Exercise details: Wherever a line in the data below holds "students", copy that line.

(Dataset records)
:::::

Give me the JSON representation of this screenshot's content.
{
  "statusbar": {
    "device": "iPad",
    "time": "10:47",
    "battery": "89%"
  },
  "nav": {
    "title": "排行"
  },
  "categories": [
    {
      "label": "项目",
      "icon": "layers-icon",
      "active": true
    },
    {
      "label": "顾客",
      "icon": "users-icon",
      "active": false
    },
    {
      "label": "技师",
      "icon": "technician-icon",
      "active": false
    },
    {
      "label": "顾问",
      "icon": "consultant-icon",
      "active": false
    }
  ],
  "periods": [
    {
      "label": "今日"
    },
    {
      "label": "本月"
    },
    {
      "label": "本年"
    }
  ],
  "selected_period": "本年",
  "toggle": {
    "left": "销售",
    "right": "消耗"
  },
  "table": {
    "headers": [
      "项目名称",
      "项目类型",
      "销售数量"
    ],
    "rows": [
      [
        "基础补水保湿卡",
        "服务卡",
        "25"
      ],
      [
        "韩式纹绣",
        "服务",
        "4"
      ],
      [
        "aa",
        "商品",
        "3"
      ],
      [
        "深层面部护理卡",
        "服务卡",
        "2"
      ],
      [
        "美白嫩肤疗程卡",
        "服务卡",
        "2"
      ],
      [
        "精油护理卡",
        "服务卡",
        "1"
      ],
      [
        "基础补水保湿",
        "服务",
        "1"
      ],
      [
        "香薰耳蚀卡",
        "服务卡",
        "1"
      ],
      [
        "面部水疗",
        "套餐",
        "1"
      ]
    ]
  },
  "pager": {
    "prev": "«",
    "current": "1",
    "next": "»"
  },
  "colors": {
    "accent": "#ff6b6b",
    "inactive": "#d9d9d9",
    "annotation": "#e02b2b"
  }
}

:::::

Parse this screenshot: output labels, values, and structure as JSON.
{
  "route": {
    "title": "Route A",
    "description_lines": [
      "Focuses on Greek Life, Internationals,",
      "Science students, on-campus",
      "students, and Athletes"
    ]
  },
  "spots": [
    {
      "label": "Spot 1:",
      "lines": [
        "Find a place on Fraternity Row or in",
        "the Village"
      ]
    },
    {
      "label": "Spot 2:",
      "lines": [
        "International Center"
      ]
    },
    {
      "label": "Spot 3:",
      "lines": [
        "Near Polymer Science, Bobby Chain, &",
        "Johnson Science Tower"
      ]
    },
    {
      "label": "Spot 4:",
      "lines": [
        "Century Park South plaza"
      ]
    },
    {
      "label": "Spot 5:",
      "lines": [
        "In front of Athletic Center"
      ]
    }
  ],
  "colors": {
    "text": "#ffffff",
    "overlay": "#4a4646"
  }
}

:::::

Answer:
      "Science students, on-campus",
      "students, and Athletes"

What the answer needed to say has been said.